++++ DATA FOR THIS EXERCISE ++++

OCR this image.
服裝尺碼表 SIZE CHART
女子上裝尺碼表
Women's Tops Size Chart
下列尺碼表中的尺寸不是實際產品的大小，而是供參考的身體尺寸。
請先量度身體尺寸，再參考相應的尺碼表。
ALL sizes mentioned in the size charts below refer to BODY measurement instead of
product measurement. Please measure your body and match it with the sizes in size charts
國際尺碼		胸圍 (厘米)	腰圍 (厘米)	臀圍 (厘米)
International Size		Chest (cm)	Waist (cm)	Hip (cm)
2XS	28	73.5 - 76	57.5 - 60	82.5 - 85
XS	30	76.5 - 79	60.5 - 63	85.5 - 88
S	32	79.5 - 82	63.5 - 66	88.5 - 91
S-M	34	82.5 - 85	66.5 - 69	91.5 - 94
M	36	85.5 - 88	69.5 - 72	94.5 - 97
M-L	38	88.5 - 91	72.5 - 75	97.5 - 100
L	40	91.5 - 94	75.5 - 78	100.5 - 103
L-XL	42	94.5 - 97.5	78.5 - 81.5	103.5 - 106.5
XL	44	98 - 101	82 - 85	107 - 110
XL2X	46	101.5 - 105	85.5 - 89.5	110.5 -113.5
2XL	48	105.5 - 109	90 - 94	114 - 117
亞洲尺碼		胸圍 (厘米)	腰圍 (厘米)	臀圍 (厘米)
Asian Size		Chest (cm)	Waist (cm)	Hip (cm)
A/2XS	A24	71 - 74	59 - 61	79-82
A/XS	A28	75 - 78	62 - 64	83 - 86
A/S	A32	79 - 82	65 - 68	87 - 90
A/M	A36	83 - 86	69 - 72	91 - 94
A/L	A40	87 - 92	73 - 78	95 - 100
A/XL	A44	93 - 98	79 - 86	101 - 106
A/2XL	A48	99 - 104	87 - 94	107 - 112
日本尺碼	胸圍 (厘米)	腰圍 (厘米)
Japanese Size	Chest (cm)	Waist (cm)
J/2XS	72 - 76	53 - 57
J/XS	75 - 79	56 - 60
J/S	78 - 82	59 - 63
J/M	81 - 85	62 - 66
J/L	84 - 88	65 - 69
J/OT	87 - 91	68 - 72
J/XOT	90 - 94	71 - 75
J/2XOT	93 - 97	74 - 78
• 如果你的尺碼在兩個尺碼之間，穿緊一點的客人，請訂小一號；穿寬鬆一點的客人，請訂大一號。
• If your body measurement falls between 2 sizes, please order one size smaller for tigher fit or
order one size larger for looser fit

++++

▶ _DIRECTIONS FOR THIS TASK_
All of the entries above need to be reproduced exactly.

▶ _THE COMPLETED TASK_
OCR this image.
服裝尺碼表 SIZE CHART
女子上裝尺碼表
Women's Tops Size Chart
下列尺碼表中的尺寸不是實際產品的大小，而是供參考的身體尺寸。
請先量度身體尺寸，再參考相應的尺碼表。
ALL sizes mentioned in the size charts below refer to BODY measurement instead of
product measurement. Please measure your body and match it with the sizes in size charts
國際尺碼		胸圍 (厘米)	腰圍 (厘米)	臀圍 (厘米)
International Size		Chest (cm)	Waist (cm)	Hip (cm)
2XS	28	73.5 - 76	57.5 - 60	82.5 - 85
XS	30	76.5 - 79	60.5 - 63	85.5 - 88
S	32	79.5 - 82	63.5 - 66	88.5 - 91
S-M	34	82.5 - 85	66.5 - 69	91.5 - 94
M	36	85.5 - 88	69.5 - 72	94.5 - 97
M-L	38	88.5 - 91	72.5 - 75	97.5 - 100
L	40	91.5 - 94	75.5 - 78	100.5 - 103
L-XL	42	94.5 - 97.5	78.5 - 81.5	103.5 - 106.5
XL	44	98 - 101	82 - 85	107 - 110
XL2X	46	101.5 - 105	85.5 - 89.5	110.5 -113.5
2XL	48	105.5 - 109	90 - 94	114 - 117
亞洲尺碼		胸圍 (厘米)	腰圍 (厘米)	臀圍 (厘米)
Asian Size		Chest (cm)	Waist (cm)	Hip (cm)
A/2XS	A24	71 - 74	59 - 61	79-82
A/XS	A28	75 - 78	62 - 64	83 - 86
A/S	A32	79 - 82	65 - 68	87 - 90
A/M	A36	83 - 86	69 - 72	91 - 94
A/L	A40	87 - 92	73 - 78	95 - 100
A/XL	A44	93 - 98	79 - 86	101 - 106
A/2XL	A48	99 - 104	87 - 94	107 - 112
日本尺碼	胸圍 (厘米)	腰圍 (厘米)
Japanese Size	Chest (cm)	Waist (cm)
J/2XS	72 - 76	53 - 57
J/XS	75 - 79	56 - 60
J/S	78 - 82	59 - 63
J/M	81 - 85	62 - 66
J/L	84 - 88	65 - 69
J/OT	87 - 91	68 - 72
J/XOT	90 - 94	71 - 75
J/2XOT	93 - 97	74 - 78
• 如果你的尺碼在兩個尺碼之間，穿緊一點的客人，請訂小一號；穿寬鬆一點的客人，請訂大一號。
• If your body measurement falls between 2 sizes, please order one size smaller for tigher fit or
order one size larger for looser fit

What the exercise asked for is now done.